_STATED TASK:_ Pull every line with the word "date" out of the entries below.
## START
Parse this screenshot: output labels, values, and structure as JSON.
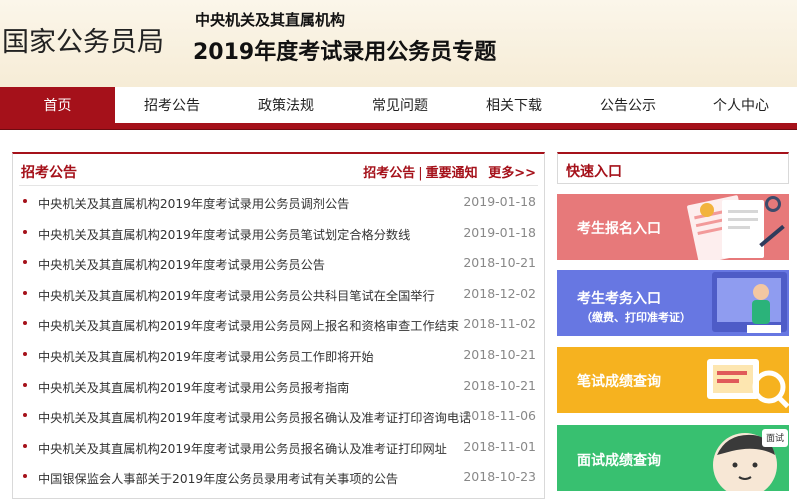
{
  "header": {
    "org_name": "国家公务员局",
    "subtitle": "中央机关及其直属机构",
    "title": "2019年度考试录用公务员专题"
  },
  "nav": {
    "items": [
      "首页",
      "招考公告",
      "政策法规",
      "常见问题",
      "相关下载",
      "公告公示",
      "个人中心"
    ],
    "active": "首页"
  },
  "news": {
    "section_title": "招考公告",
    "links": [
      "招考公告",
      "重要通知",
      "更多>>"
    ],
    "items": [
      {
        "title": "中央机关及其直属机构2019年度考试录用公务员调剂公告",
        "date": "2019-01-18"
      },
      {
        "title": "中央机关及其直属机构2019年度考试录用公务员笔试划定合格分数线",
        "date": "2019-01-18"
      },
      {
        "title": "中央机关及其直属机构2019年度考试录用公务员公告",
        "date": "2018-10-21"
      },
      {
        "title": "中央机关及其直属机构2019年度考试录用公务员公共科目笔试在全国举行",
        "date": "2018-12-02"
      },
      {
        "title": "中央机关及其直属机构2019年度考试录用公务员网上报名和资格审查工作结束",
        "date": "2018-11-02"
      },
      {
        "title": "中央机关及其直属机构2019年度考试录用公务员工作即将开始",
        "date": "2018-10-21"
      },
      {
        "title": "中央机关及其直属机构2019年度考试录用公务员报考指南",
        "date": "2018-10-21"
      },
      {
        "title": "中央机关及其直属机构2019年度考试录用公务员报名确认及准考证打印咨询电话",
        "date": "2018-11-06"
      },
      {
        "title": "中央机关及其直属机构2019年度考试录用公务员报名确认及准考证打印网址",
        "date": "2018-11-01"
      },
      {
        "title": "中国银保监会人事部关于2019年度公务员录用考试有关事项的公告",
        "date": "2018-10-23"
      }
    ]
  },
  "quick": {
    "title": "快速入口",
    "cards": [
      {
        "label": "考生报名入口",
        "sub": "",
        "color": "#e7797a"
      },
      {
        "label": "考生考务入口",
        "sub": "（缴费、打印准考证）",
        "color": "#6777e2"
      },
      {
        "label": "笔试成绩查询",
        "sub": "",
        "color": "#f6b21f"
      },
      {
        "label": "面试成绩查询",
        "sub": "",
        "color": "#38c070"
      }
    ],
    "badge_text": "面试"
  },
  "colors": {
    "brand_red": "#a5111a"
  }
}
## END
_RESULT OF THE TASK:_
        "date": "2019-01-18"
        "date": "2019-01-18"
        "date": "2018-10-21"
        "date": "2018-12-02"
        "date": "2018-11-02"
        "date": "2018-10-21"
        "date": "2018-10-21"
        "date": "2018-11-06"
        "date": "2018-11-01"
        "date": "2018-10-23"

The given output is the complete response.